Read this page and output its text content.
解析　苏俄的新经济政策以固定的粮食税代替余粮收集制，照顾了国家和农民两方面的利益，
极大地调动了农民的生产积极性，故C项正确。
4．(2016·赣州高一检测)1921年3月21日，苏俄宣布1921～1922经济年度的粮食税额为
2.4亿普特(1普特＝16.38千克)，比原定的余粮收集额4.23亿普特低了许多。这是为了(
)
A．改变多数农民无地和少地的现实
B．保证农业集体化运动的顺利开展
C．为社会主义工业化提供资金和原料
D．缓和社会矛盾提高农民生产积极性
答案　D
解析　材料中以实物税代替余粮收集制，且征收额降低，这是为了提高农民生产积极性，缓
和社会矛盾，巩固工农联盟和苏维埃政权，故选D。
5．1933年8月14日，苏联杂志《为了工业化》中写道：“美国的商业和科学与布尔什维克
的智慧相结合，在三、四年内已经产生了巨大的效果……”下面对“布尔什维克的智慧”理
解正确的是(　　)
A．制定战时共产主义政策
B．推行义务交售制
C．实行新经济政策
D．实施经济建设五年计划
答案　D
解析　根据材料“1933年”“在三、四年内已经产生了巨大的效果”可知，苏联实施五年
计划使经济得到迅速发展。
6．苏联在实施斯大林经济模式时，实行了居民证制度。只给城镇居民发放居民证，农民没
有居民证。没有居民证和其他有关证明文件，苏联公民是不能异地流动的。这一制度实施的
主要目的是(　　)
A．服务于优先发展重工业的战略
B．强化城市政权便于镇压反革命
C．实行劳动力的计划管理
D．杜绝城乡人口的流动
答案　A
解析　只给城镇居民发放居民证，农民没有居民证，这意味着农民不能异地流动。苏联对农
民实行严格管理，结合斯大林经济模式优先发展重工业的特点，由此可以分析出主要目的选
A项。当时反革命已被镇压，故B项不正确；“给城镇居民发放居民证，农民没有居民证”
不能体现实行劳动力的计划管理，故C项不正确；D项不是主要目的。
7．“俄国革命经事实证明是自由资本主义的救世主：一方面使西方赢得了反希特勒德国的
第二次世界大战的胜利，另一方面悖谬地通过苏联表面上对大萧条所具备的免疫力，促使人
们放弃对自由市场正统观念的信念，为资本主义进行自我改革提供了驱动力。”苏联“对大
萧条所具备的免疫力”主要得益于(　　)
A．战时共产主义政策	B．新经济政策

Instructions to follow:
Every line of the data above should be reproduced word for word.

Complete output:
Read this page and output its text content.
解析　苏俄的新经济政策以固定的粮食税代替余粮收集制，照顾了国家和农民两方面的利益，
极大地调动了农民的生产积极性，故C项正确。
4．(2016·赣州高一检测)1921年3月21日，苏俄宣布1921～1922经济年度的粮食税额为
2.4亿普特(1普特＝16.38千克)，比原定的余粮收集额4.23亿普特低了许多。这是为了(
)
A．改变多数农民无地和少地的现实
B．保证农业集体化运动的顺利开展
C．为社会主义工业化提供资金和原料
D．缓和社会矛盾提高农民生产积极性
答案　D
解析　材料中以实物税代替余粮收集制，且征收额降低，这是为了提高农民生产积极性，缓
和社会矛盾，巩固工农联盟和苏维埃政权，故选D。
5．1933年8月14日，苏联杂志《为了工业化》中写道：“美国的商业和科学与布尔什维克
的智慧相结合，在三、四年内已经产生了巨大的效果……”下面对“布尔什维克的智慧”理
解正确的是(　　)
A．制定战时共产主义政策
B．推行义务交售制
C．实行新经济政策
D．实施经济建设五年计划
答案　D
解析　根据材料“1933年”“在三、四年内已经产生了巨大的效果”可知，苏联实施五年
计划使经济得到迅速发展。
6．苏联在实施斯大林经济模式时，实行了居民证制度。只给城镇居民发放居民证，农民没
有居民证。没有居民证和其他有关证明文件，苏联公民是不能异地流动的。这一制度实施的
主要目的是(　　)
A．服务于优先发展重工业的战略
B．强化城市政权便于镇压反革命
C．实行劳动力的计划管理
D．杜绝城乡人口的流动
答案　A
解析　只给城镇居民发放居民证，农民没有居民证，这意味着农民不能异地流动。苏联对农
民实行严格管理，结合斯大林经济模式优先发展重工业的特点，由此可以分析出主要目的选
A项。当时反革命已被镇压，故B项不正确；“给城镇居民发放居民证，农民没有居民证”
不能体现实行劳动力的计划管理，故C项不正确；D项不是主要目的。
7．“俄国革命经事实证明是自由资本主义的救世主：一方面使西方赢得了反希特勒德国的
第二次世界大战的胜利，另一方面悖谬地通过苏联表面上对大萧条所具备的免疫力，促使人
们放弃对自由市场正统观念的信念，为资本主义进行自我改革提供了驱动力。”苏联“对大
萧条所具备的免疫力”主要得益于(　　)
A．战时共产主义政策	B．新经济政策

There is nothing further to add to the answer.